━━━━━ RECORDS SUPPLIED ━━━━━
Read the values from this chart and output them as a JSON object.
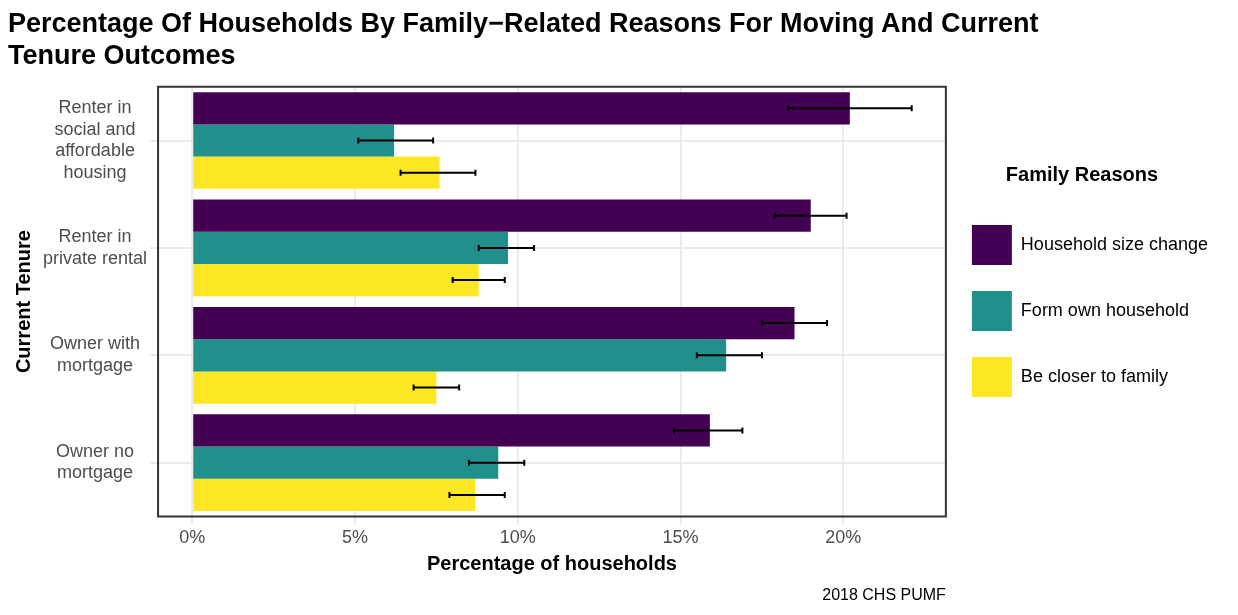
{
  "chart_data": {
    "type": "bar",
    "orientation": "horizontal",
    "title": "Percentage Of Households By Family−Related Reasons For Moving And Current Tenure Outcomes",
    "xlabel": "Percentage of households",
    "ylabel": "Current Tenure",
    "legend_title": "Family Reasons",
    "categories": [
      "Renter in social and affordable housing",
      "Renter in private rental",
      "Owner with mortgage",
      "Owner no mortgage"
    ],
    "series": [
      {
        "name": "Household size change",
        "color": "#440154",
        "values": [
          20.2,
          19.0,
          18.5,
          15.9
        ],
        "errors": [
          [
            18.3,
            22.1
          ],
          [
            17.9,
            20.1
          ],
          [
            17.5,
            19.5
          ],
          [
            14.8,
            16.9
          ]
        ]
      },
      {
        "name": "Form own household",
        "color": "#21908c",
        "values": [
          6.2,
          9.7,
          16.4,
          9.4
        ],
        "errors": [
          [
            5.1,
            7.4
          ],
          [
            8.8,
            10.5
          ],
          [
            15.5,
            17.5
          ],
          [
            8.5,
            10.2
          ]
        ]
      },
      {
        "name": "Be closer to family",
        "color": "#fde725",
        "values": [
          7.6,
          8.8,
          7.5,
          8.7
        ],
        "errors": [
          [
            6.4,
            8.7
          ],
          [
            8.0,
            9.6
          ],
          [
            6.8,
            8.2
          ],
          [
            7.9,
            9.6
          ]
        ]
      }
    ],
    "xlim": [
      -1.05,
      23.15
    ],
    "xticks": [
      {
        "value": 0,
        "label": "0%"
      },
      {
        "value": 5,
        "label": "5%"
      },
      {
        "value": 10,
        "label": "10%"
      },
      {
        "value": 15,
        "label": "15%"
      },
      {
        "value": 20,
        "label": "20%"
      }
    ],
    "grid": true,
    "legend": "right",
    "annotations": [
      "2018 CHS PUMF"
    ]
  }
}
━━━━━
*EXERCISE DESCRIPTION:* Report all lines of the material that contain the word "Percentage".

*IN RESPONSE:*
    "title": "Percentage Of Households By Family−Related Reasons For Moving And Current Tenure Outcomes",
    "xlabel": "Percentage of households",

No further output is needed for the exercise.